Select from the data all lines with the word "centered".

- _Saved data entries_
·····
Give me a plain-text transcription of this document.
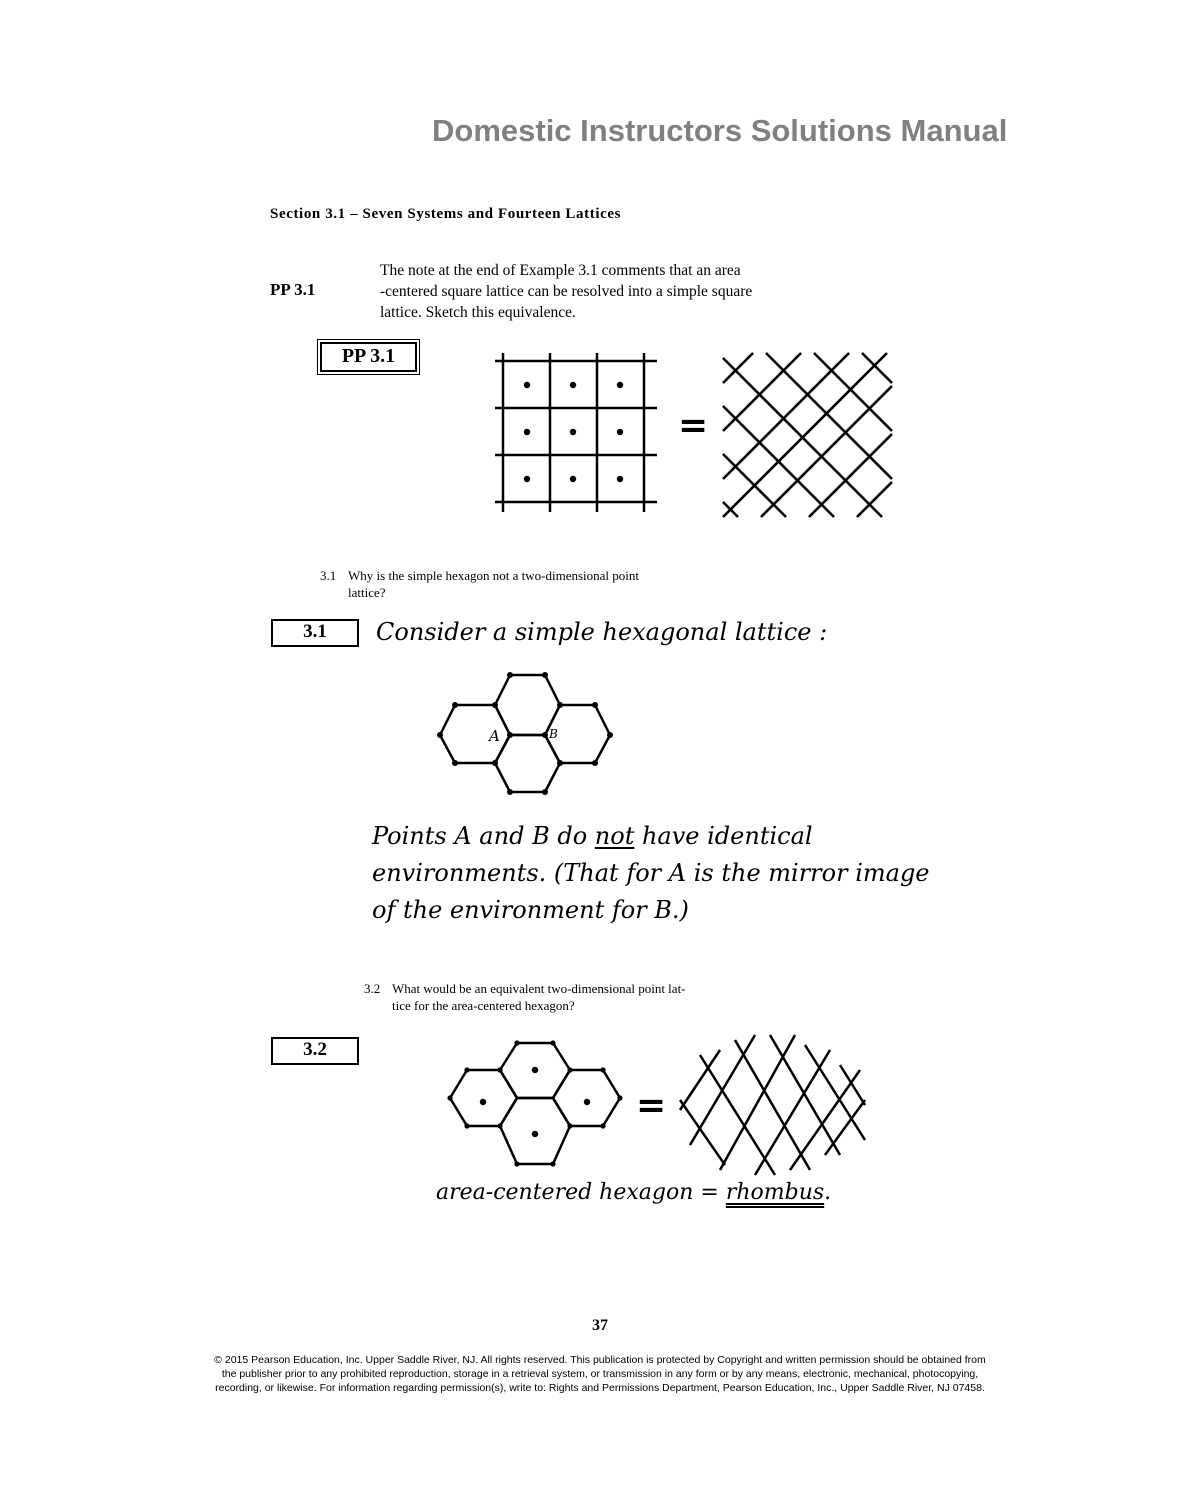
Domestic Instructors Solutions Manual
Section 3.1 – Seven Systems and Fourteen Lattices
PP 3.1
The note at the end of Example 3.1 comments that an area
-centered square lattice can be resolved into a simple square
lattice. Sketch this equivalence.
PP 3.1
=
3.1 Why is the simple hexagon not a two-dimensional point
lattice?
3.1	Consider a simple hexagonal lattice :
A	B
Points A and B do not have identical
environments. (That for A is the mirror image
of the environment for B.)
3.2 What would be an equivalent two-dimensional point lat-
tice for the area-centered hexagon?
3.2
=
area-centered hexagon = rhombus.
37
© 2015 Pearson Education, Inc. Upper Saddle River, NJ. All rights reserved. This publication is protected by Copyright and written permission should be obtained from
the publisher prior to any prohibited reproduction, storage in a retrieval system, or transmission in any form or by any means, electronic, mechanical, photocopying,
recording, or likewise. For information regarding permission(s), write to: Rights and Permissions Department, Pearson Education, Inc., Upper Saddle River, NJ 07458.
·····
- _ANSWER IN FULL_
-centered square lattice can be resolved into a simple square
tice for the area-centered hexagon?
area-centered hexagon = rhombus.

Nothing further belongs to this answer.